_Exercise description_:
Keep only the lines that hold the string "policy", filtering out the rest of the entries below.

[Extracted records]
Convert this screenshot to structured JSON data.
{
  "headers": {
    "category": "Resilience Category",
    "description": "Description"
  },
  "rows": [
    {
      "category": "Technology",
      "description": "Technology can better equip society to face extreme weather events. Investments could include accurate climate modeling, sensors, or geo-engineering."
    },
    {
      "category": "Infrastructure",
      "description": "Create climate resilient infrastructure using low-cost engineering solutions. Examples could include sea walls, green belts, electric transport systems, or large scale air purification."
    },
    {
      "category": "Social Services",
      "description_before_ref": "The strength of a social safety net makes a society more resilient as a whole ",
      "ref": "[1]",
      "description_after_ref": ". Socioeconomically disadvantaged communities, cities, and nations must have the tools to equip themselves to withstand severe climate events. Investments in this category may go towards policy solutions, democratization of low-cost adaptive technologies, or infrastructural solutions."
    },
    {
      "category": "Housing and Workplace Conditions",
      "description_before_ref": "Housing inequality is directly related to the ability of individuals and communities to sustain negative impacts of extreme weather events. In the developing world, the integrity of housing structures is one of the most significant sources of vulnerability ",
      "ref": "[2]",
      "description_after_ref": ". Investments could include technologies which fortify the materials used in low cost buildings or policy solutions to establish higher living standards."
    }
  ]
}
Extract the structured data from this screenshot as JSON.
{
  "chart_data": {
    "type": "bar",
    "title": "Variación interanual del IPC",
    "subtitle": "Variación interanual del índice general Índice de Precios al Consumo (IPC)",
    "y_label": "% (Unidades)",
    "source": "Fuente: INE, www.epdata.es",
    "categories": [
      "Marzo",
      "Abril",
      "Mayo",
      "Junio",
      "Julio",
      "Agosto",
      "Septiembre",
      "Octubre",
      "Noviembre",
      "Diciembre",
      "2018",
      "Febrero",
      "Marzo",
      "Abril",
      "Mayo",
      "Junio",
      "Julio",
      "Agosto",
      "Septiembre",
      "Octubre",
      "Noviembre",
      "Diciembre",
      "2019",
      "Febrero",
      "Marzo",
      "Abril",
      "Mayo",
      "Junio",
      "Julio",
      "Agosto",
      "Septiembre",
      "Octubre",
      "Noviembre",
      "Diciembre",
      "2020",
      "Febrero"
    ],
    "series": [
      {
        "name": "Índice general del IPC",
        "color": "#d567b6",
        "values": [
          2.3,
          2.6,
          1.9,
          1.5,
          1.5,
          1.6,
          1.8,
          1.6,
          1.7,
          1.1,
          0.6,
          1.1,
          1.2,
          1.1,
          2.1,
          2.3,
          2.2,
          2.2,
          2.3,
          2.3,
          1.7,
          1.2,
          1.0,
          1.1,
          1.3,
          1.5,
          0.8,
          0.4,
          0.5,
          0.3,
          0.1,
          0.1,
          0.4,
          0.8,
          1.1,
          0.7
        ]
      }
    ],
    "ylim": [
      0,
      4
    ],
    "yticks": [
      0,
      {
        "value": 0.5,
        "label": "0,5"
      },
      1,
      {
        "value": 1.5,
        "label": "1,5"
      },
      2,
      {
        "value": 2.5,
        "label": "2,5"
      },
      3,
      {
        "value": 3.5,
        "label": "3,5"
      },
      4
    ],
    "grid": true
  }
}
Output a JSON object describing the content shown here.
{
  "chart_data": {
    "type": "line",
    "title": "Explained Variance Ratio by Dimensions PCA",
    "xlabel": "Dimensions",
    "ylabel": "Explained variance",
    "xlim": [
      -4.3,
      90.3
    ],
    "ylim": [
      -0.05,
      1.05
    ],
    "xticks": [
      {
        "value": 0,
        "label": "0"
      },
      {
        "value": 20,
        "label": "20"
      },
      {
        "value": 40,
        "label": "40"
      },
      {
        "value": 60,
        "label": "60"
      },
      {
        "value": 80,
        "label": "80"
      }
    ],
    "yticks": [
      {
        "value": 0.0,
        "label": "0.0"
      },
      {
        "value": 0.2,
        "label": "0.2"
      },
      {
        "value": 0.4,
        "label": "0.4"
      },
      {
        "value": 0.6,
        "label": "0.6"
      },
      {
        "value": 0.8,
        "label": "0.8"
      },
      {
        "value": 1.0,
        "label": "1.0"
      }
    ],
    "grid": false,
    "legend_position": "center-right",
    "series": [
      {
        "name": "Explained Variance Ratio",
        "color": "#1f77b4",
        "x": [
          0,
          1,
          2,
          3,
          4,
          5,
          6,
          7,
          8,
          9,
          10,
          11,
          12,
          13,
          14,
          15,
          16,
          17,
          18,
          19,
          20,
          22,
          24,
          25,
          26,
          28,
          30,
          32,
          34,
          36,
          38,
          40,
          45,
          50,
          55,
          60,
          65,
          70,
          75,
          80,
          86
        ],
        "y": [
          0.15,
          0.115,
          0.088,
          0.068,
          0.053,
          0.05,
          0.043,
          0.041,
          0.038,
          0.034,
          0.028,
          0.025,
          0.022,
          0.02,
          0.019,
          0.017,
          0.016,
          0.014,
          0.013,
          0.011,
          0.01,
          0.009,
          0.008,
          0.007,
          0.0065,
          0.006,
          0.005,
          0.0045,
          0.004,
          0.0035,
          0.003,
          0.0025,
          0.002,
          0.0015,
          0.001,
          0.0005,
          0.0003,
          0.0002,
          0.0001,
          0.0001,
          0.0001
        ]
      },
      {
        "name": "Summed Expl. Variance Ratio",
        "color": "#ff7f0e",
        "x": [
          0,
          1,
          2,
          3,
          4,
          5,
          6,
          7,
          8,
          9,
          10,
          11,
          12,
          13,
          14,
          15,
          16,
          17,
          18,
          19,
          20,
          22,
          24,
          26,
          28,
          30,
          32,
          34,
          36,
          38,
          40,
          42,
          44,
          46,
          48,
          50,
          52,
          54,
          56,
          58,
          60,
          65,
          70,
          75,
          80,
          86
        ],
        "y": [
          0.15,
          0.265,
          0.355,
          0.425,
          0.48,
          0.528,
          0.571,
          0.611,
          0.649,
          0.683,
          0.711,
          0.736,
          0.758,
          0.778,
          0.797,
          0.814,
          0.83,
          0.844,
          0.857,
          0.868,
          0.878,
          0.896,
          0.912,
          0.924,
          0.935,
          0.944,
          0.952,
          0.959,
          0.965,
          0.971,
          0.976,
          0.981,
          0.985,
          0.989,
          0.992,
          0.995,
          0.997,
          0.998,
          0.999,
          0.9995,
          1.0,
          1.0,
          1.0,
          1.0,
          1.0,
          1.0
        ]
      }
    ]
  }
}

_Solution_:
      "description_after_ref": ". Socioeconomically disadvantaged communities, cities, and nations must have the tools to equip themselves to withstand severe climate events. Investments in this category may go towards policy solutions, democratization of low-cost adaptive technologies, or infrastructural solutions."
      "description_after_ref": ". Investments could include technologies which fortify the materials used in low cost buildings or policy solutions to establish higher living standards."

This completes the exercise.